BEGIN Information shown
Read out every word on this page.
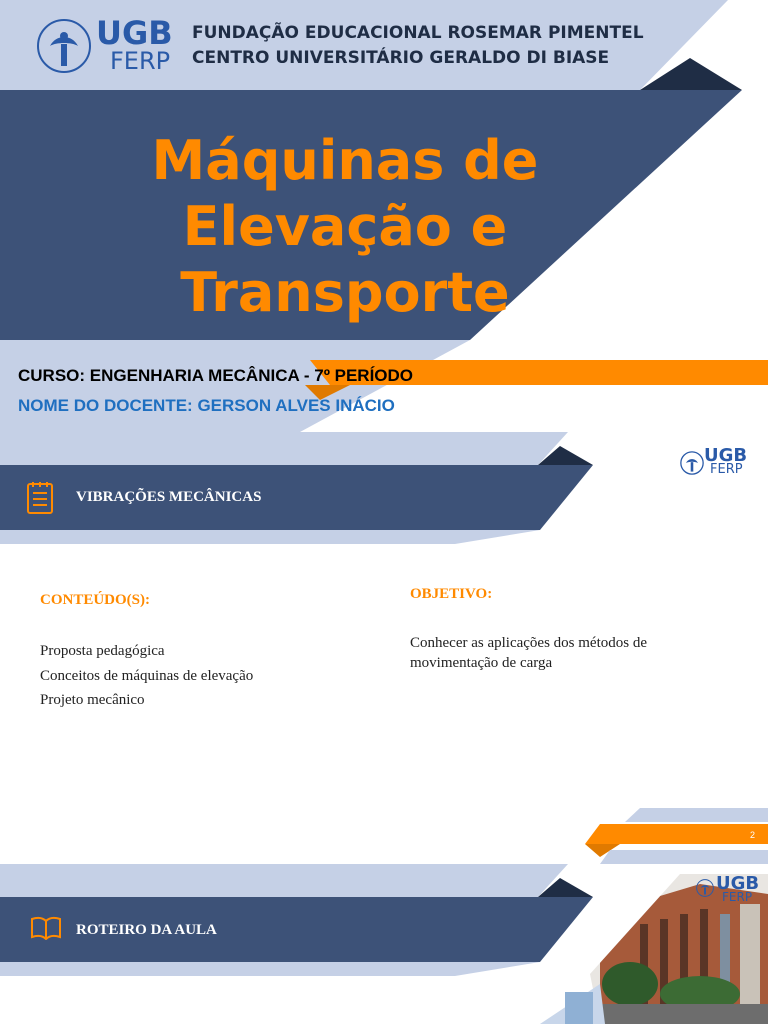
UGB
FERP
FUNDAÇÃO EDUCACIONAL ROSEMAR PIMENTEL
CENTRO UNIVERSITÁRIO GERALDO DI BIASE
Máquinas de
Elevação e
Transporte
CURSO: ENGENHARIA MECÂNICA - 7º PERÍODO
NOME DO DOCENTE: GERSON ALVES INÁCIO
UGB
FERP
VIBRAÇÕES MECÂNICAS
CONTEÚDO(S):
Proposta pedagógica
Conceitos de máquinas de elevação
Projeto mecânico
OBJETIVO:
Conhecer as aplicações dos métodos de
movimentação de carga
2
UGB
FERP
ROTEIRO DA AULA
END Information shown
Problem details:
Without the pictures, write out the whole listing above exactly as it appears.

Exercise output:
Read out every word on this page.
UGB
FERP
FUNDAÇÃO EDUCACIONAL ROSEMAR PIMENTEL
CENTRO UNIVERSITÁRIO GERALDO DI BIASE
Máquinas de
Elevação e
Transporte
CURSO: ENGENHARIA MECÂNICA - 7º PERÍODO
NOME DO DOCENTE: GERSON ALVES INÁCIO
UGB
FERP
VIBRAÇÕES MECÂNICAS
CONTEÚDO(S):
Proposta pedagógica
Conceitos de máquinas de elevação
Projeto mecânico
OBJETIVO:
Conhecer as aplicações dos métodos de
movimentação de carga
2
UGB
FERP
ROTEIRO DA AULA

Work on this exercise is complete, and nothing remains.